Extracted data entries:
** begin **

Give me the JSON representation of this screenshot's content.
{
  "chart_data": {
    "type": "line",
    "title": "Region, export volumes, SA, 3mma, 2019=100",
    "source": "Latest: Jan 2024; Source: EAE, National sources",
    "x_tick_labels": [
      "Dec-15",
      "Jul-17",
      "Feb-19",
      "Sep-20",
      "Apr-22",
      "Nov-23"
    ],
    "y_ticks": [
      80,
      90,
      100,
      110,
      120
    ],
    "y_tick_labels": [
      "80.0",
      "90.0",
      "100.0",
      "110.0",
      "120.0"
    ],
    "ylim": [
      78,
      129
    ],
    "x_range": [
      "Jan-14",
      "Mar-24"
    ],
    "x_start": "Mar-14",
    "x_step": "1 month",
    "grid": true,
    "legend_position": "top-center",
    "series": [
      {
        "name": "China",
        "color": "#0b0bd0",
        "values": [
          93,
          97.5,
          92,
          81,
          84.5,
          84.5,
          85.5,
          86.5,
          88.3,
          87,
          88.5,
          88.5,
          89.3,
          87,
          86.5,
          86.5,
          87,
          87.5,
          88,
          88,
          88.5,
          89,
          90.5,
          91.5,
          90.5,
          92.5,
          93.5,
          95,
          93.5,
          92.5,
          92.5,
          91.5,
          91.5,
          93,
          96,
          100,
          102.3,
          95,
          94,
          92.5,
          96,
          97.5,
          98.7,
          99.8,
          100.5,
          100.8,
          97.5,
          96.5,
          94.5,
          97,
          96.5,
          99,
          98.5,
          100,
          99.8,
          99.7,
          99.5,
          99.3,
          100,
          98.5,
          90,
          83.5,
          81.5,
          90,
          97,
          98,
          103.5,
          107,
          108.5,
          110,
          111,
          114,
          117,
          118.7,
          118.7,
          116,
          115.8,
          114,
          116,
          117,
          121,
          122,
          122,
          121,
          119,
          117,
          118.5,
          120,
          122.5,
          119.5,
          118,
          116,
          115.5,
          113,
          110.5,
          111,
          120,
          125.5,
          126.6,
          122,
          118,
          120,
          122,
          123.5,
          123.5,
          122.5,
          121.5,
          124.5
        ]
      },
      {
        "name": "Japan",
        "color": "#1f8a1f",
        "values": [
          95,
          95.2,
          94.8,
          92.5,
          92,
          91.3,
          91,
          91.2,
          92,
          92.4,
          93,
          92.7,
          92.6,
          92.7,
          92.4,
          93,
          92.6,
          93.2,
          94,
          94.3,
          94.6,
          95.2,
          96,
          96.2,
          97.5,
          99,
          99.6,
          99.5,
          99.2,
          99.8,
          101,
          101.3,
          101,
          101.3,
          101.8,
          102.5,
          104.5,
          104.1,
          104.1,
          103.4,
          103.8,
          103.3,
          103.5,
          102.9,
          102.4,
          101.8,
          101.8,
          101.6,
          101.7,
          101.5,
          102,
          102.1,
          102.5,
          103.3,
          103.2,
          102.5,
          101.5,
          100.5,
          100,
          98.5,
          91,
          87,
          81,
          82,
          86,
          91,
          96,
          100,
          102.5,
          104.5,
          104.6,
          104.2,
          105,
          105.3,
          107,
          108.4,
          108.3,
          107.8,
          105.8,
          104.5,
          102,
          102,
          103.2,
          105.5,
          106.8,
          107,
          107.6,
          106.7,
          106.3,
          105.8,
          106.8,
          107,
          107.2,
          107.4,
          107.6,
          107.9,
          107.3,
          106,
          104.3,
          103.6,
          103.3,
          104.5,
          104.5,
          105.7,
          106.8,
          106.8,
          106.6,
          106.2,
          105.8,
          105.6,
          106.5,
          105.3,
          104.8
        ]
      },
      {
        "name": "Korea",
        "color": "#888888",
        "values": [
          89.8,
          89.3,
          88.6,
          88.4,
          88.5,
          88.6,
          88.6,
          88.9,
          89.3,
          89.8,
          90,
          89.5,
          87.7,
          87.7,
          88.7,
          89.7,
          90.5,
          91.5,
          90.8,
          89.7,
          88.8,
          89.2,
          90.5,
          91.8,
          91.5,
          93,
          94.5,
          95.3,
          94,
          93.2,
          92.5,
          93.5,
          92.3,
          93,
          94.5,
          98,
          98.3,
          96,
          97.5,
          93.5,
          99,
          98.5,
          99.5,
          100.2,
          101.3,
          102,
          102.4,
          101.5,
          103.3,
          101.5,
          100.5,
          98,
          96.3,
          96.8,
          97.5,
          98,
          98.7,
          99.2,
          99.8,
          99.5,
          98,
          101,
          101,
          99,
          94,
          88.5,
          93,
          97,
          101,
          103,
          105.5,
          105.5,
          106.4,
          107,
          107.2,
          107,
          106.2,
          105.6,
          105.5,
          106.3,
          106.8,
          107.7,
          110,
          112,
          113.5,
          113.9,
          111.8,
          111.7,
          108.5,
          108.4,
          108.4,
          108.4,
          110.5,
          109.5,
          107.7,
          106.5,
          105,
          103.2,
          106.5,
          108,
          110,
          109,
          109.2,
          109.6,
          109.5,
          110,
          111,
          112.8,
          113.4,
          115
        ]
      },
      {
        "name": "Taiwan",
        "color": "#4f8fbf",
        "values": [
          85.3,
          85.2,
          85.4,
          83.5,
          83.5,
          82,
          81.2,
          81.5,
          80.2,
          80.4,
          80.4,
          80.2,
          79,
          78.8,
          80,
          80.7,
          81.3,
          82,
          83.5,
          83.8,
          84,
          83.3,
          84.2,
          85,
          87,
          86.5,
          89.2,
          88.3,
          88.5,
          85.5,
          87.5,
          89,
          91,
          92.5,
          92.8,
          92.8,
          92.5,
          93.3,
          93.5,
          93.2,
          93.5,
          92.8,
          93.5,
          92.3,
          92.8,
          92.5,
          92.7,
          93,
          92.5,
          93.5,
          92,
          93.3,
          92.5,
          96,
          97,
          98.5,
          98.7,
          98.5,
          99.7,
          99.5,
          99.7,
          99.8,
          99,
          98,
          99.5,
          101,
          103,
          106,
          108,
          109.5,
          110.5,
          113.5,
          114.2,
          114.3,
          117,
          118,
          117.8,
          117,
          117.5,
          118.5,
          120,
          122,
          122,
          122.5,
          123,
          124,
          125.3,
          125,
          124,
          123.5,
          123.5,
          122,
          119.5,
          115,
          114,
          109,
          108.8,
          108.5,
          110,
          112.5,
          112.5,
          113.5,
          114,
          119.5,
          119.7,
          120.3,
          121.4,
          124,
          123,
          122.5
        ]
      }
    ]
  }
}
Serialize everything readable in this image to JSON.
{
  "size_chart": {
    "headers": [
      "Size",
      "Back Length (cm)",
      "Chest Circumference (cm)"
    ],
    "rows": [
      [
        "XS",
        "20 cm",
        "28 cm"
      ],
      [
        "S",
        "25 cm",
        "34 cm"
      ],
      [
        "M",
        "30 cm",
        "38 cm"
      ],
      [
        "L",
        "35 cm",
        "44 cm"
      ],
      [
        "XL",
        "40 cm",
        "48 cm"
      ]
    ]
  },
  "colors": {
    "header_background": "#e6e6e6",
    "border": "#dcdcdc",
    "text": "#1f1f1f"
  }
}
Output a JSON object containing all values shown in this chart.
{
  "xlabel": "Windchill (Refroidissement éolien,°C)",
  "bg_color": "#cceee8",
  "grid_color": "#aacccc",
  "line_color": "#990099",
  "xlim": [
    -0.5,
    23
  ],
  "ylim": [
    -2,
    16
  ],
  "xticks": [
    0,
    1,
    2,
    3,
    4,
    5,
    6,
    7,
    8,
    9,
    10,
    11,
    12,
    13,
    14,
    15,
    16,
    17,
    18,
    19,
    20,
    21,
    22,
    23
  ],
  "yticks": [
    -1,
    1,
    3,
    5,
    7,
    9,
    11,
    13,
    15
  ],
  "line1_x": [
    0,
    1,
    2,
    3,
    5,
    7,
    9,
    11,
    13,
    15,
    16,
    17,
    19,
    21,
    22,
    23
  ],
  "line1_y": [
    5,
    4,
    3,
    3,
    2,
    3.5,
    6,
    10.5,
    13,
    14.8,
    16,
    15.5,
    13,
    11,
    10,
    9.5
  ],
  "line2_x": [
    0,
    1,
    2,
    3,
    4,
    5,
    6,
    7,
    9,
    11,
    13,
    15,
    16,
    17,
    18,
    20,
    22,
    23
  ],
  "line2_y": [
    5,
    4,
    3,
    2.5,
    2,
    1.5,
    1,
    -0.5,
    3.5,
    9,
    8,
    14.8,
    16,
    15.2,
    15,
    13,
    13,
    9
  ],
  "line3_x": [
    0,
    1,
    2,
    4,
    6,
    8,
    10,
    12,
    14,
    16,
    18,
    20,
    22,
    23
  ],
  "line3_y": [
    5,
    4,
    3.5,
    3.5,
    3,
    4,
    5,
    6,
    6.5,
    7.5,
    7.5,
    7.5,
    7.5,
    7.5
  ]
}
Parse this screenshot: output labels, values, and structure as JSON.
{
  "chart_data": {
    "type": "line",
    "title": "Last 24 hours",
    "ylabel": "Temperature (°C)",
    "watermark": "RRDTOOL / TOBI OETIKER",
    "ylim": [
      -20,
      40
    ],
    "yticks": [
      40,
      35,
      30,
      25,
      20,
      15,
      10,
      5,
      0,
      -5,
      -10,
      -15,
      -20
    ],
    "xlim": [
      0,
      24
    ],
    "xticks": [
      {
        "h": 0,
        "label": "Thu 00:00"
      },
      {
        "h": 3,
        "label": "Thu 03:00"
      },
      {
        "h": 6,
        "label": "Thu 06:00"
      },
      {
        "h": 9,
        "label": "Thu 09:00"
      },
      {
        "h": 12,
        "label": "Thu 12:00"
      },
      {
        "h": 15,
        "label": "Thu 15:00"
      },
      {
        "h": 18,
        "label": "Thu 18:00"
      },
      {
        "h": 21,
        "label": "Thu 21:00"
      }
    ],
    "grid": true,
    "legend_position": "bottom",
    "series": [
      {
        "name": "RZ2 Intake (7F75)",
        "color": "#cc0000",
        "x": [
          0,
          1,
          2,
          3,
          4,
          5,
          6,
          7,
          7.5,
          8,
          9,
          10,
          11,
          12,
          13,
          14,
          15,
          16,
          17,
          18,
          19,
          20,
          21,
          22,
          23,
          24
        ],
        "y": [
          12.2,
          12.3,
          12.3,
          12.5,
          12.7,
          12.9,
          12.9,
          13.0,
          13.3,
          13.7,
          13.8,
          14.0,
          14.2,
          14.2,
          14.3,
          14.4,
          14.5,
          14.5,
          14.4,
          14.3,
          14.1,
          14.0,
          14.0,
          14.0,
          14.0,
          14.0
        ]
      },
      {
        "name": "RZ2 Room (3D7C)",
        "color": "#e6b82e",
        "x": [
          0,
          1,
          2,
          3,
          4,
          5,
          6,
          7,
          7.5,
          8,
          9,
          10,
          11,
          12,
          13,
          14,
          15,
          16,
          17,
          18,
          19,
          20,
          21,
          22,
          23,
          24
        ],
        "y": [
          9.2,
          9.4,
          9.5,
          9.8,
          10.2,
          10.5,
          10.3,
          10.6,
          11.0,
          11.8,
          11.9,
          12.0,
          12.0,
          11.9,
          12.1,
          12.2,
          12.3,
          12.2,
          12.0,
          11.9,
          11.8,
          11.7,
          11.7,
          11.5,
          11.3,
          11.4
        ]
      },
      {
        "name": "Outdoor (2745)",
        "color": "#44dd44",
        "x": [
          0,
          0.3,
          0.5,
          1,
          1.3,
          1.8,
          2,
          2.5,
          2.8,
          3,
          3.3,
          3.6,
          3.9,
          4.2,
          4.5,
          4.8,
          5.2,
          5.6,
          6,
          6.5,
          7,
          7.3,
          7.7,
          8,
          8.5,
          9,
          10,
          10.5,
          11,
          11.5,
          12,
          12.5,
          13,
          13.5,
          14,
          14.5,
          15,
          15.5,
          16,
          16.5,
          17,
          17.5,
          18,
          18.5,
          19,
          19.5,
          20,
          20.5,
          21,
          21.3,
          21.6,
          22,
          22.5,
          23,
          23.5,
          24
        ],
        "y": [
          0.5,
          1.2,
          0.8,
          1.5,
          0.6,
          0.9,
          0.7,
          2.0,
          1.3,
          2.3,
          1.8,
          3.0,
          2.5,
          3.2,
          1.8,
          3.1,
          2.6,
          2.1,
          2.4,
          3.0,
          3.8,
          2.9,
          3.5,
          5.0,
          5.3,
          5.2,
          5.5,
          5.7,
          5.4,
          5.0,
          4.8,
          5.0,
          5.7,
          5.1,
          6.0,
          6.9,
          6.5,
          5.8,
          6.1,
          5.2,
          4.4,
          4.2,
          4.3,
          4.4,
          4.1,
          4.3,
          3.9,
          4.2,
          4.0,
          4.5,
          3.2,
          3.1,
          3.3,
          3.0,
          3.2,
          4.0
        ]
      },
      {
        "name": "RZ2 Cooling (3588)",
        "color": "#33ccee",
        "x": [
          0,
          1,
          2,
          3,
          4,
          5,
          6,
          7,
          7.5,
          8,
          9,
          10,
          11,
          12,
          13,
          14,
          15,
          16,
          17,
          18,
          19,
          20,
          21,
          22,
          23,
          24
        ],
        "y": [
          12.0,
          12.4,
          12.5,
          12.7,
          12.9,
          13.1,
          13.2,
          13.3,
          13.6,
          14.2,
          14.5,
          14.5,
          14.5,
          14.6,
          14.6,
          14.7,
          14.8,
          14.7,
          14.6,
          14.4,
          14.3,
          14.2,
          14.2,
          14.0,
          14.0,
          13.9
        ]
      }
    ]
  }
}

** end **

WHAT IS EXPECTED> Take every line from the data above that holds "this" and copy it out.

TASK RESPONSE>
Give me the JSON representation of this screenshot's content.
Serialize everything readable in this image to JSON.
Output a JSON object containing all values shown in this chart.
Parse this screenshot: output labels, values, and structure as JSON.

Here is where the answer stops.